• _WHAT IS BEING ASKED_
Send back the records in full, character for character.

• _SOURCE DATA_
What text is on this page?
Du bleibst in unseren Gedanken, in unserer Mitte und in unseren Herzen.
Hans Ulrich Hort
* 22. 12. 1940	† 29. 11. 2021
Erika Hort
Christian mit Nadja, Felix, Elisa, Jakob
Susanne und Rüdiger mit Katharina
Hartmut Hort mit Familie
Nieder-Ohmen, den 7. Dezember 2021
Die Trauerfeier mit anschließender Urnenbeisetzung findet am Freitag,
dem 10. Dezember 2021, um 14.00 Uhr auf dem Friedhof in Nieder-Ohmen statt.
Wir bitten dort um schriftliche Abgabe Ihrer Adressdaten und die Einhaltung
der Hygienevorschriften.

• _OUTPUT OF THE EXERCISE_
What text is on this page?
Du bleibst in unseren Gedanken, in unserer Mitte und in unseren Herzen.
Hans Ulrich Hort
* 22. 12. 1940	† 29. 11. 2021
Erika Hort
Christian mit Nadja, Felix, Elisa, Jakob
Susanne und Rüdiger mit Katharina
Hartmut Hort mit Familie
Nieder-Ohmen, den 7. Dezember 2021
Die Trauerfeier mit anschließender Urnenbeisetzung findet am Freitag,
dem 10. Dezember 2021, um 14.00 Uhr auf dem Friedhof in Nieder-Ohmen statt.
Wir bitten dort um schriftliche Abgabe Ihrer Adressdaten und die Einhaltung
der Hygienevorschriften.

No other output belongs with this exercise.